* [What you will do]
Please repeat all of the entries below word for word, leaving out the pictures.

* [Data provided]

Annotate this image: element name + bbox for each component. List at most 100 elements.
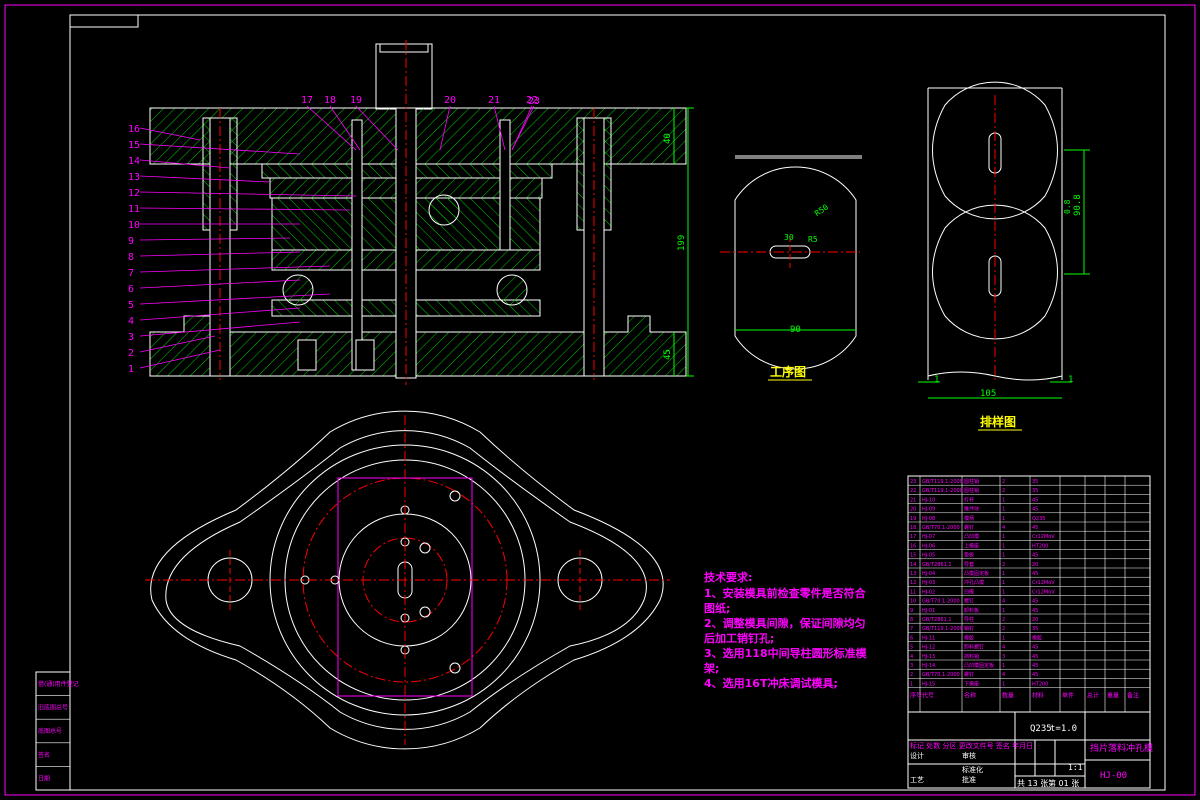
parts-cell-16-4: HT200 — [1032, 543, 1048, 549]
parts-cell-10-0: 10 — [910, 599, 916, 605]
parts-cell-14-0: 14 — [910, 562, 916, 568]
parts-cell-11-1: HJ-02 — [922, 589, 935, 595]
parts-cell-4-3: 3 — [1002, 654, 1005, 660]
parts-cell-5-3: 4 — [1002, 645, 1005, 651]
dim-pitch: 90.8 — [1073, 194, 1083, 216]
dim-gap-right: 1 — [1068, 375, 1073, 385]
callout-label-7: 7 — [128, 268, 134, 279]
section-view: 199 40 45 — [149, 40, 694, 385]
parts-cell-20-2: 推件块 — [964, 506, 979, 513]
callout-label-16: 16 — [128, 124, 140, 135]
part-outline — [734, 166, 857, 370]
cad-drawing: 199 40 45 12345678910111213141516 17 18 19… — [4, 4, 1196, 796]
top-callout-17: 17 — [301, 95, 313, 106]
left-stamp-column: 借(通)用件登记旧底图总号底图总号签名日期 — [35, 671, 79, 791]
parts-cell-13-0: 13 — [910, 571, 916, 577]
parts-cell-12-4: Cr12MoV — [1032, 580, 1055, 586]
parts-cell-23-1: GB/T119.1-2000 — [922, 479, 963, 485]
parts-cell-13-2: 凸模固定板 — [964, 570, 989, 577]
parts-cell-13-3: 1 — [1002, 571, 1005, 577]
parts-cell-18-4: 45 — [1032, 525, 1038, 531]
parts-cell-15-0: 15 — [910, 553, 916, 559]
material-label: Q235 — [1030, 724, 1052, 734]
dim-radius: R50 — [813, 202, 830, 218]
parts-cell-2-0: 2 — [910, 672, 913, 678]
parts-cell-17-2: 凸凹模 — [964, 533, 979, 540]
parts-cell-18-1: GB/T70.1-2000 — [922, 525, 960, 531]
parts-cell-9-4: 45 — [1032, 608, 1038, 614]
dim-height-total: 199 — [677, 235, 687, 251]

* [Written solution]
Annotate this image: element name + bbox for each component. List at most 100 elements.
parts-cell-16-4: HT200 — [1032, 543, 1048, 549]
parts-cell-10-0: 10 — [910, 599, 916, 605]
parts-cell-14-0: 14 — [910, 562, 916, 568]
parts-cell-11-1: HJ-02 — [922, 589, 935, 595]
parts-cell-4-3: 3 — [1002, 654, 1005, 660]
parts-cell-5-3: 4 — [1002, 645, 1005, 651]
dim-pitch: 90.8 — [1073, 194, 1083, 216]
dim-gap-right: 1 — [1068, 375, 1073, 385]
callout-label-7: 7 — [128, 268, 134, 279]
section-view: 199 40 45 — [149, 40, 694, 385]
parts-cell-20-2: 推件块 — [964, 506, 979, 513]
callout-label-16: 16 — [128, 124, 140, 135]
part-outline — [734, 166, 857, 370]
cad-drawing: 199 40 45 12345678910111213141516 17 18 19… — [4, 4, 1196, 796]
top-callout-17: 17 — [301, 95, 313, 106]
left-stamp-column: 借(通)用件登记旧底图总号底图总号签名日期 — [35, 671, 79, 791]
parts-cell-13-0: 13 — [910, 571, 916, 577]
parts-cell-12-4: Cr12MoV — [1032, 580, 1055, 586]
parts-cell-23-1: GB/T119.1-2000 — [922, 479, 963, 485]
parts-cell-13-2: 凸模固定板 — [964, 570, 989, 577]
parts-cell-13-3: 1 — [1002, 571, 1005, 577]
parts-cell-18-4: 45 — [1032, 525, 1038, 531]
parts-cell-15-0: 15 — [910, 553, 916, 559]
material-label: Q235 — [1030, 724, 1052, 734]
dim-radius: R50 — [813, 202, 830, 218]
parts-cell-2-0: 2 — [910, 672, 913, 678]
parts-cell-17-2: 凸凹模 — [964, 533, 979, 540]
parts-cell-18-1: GB/T70.1-2000 — [922, 525, 960, 531]
parts-cell-9-4: 45 — [1032, 608, 1038, 614]
dim-height-total: 199 — [677, 235, 687, 251]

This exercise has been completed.